Dataset records:
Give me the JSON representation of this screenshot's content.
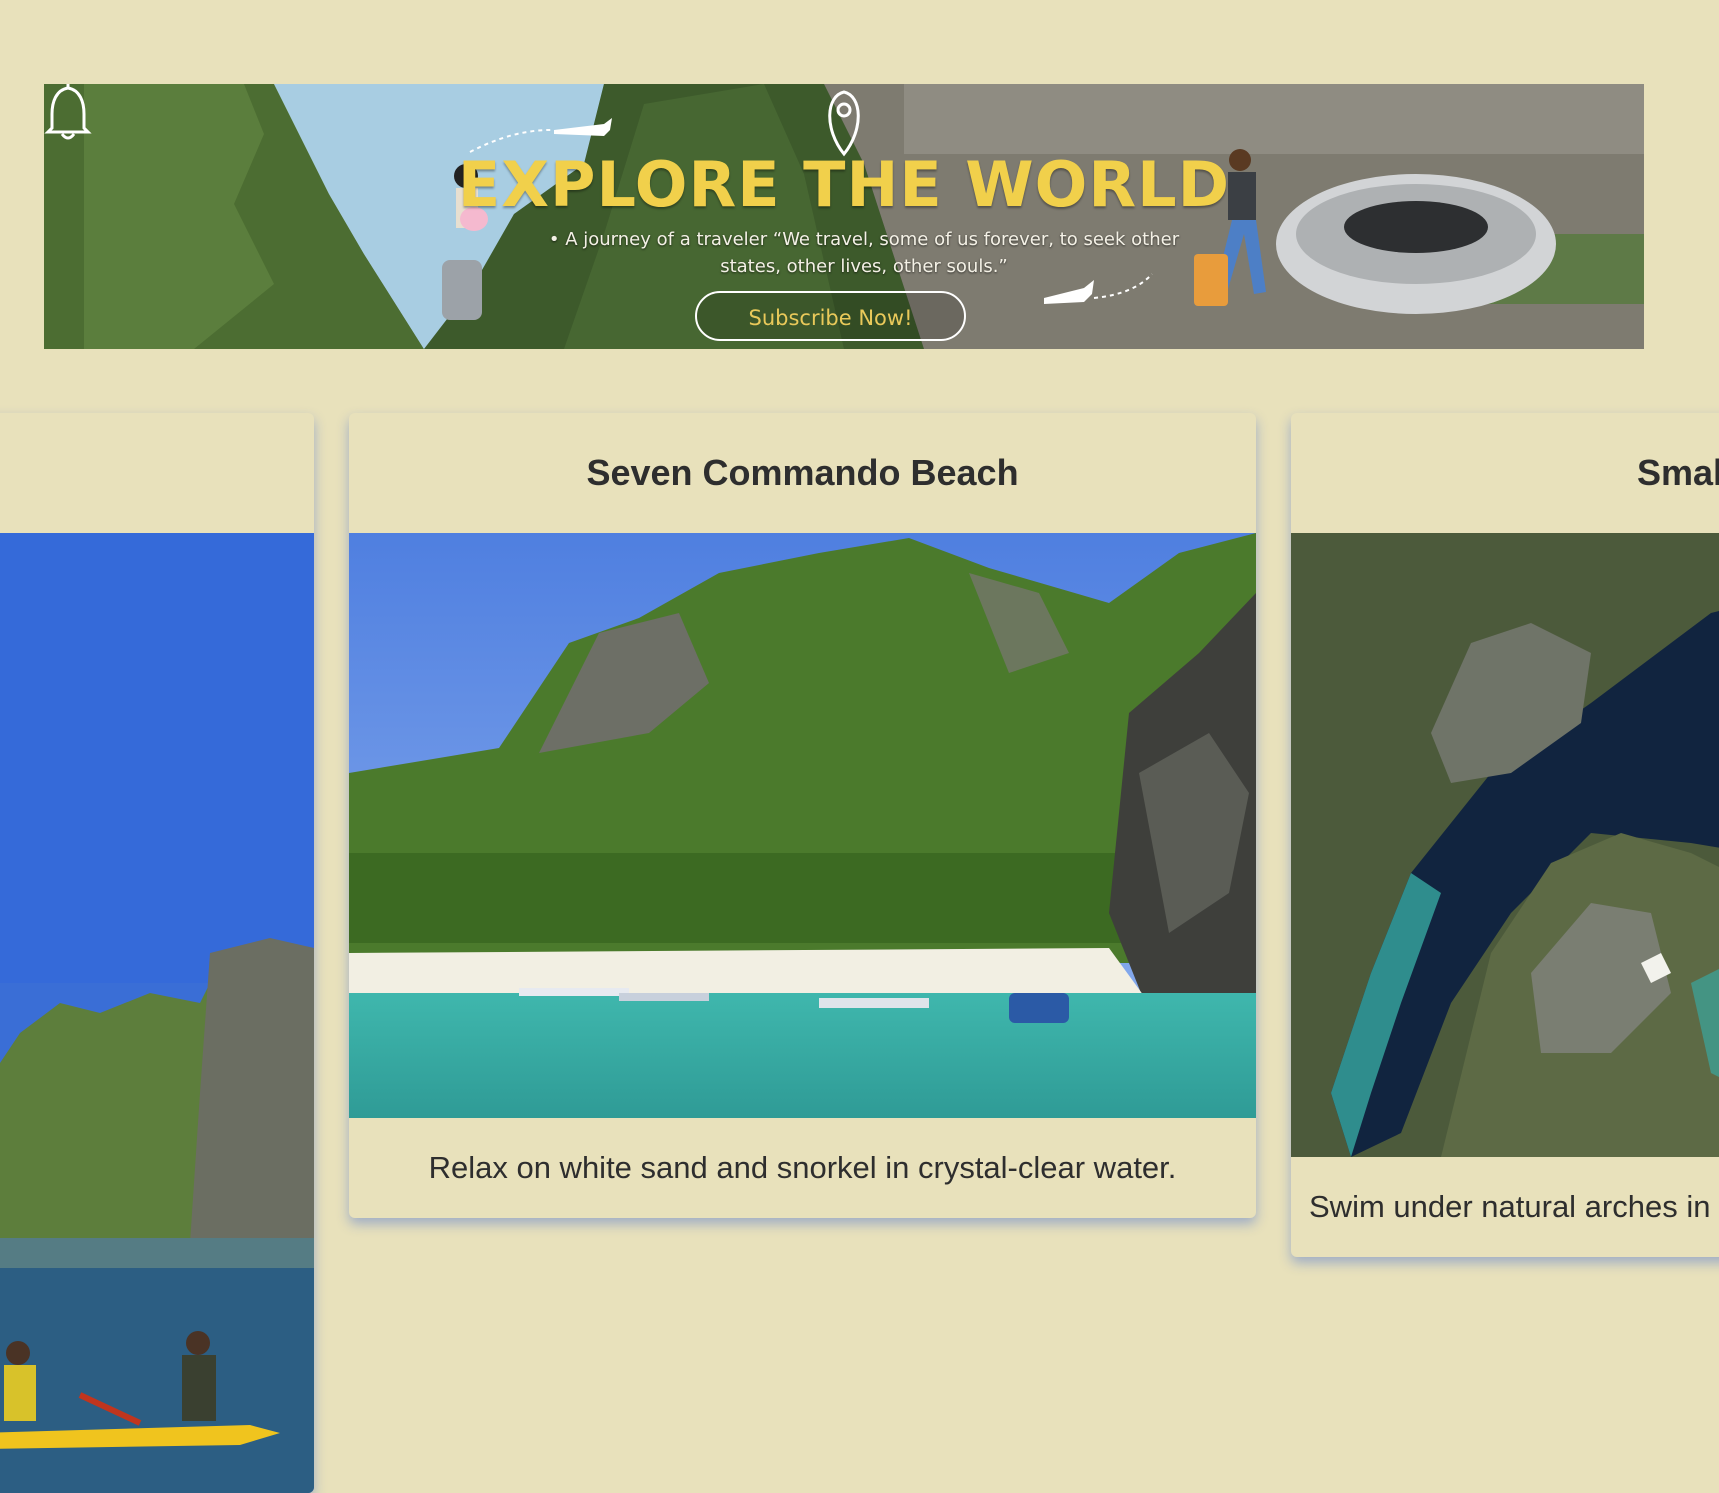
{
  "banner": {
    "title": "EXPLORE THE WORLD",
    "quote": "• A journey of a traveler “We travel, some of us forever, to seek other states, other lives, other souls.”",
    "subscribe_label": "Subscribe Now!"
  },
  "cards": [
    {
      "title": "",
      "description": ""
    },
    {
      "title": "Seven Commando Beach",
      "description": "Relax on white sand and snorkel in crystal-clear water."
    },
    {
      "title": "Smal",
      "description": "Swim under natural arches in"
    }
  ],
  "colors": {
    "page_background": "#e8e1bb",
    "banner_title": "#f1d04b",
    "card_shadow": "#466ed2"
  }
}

* * *

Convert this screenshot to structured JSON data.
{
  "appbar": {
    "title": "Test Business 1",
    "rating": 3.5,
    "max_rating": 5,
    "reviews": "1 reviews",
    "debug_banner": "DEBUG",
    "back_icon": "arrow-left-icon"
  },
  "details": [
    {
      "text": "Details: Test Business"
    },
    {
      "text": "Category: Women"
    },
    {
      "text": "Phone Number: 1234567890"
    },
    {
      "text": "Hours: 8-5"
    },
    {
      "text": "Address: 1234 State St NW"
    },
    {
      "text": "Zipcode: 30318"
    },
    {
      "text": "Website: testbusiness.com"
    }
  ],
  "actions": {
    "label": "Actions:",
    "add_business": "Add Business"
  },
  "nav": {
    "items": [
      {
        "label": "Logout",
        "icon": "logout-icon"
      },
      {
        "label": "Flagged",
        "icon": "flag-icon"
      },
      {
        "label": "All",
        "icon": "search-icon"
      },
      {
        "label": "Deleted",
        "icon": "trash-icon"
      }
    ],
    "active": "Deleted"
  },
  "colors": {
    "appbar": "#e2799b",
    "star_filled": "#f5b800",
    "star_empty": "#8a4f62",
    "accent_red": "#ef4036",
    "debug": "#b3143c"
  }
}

## PROMPT
Tally the lines in the entries above that hold the word "icon". Reply with nothing but that count.

## COMPLETED EXERCISE
5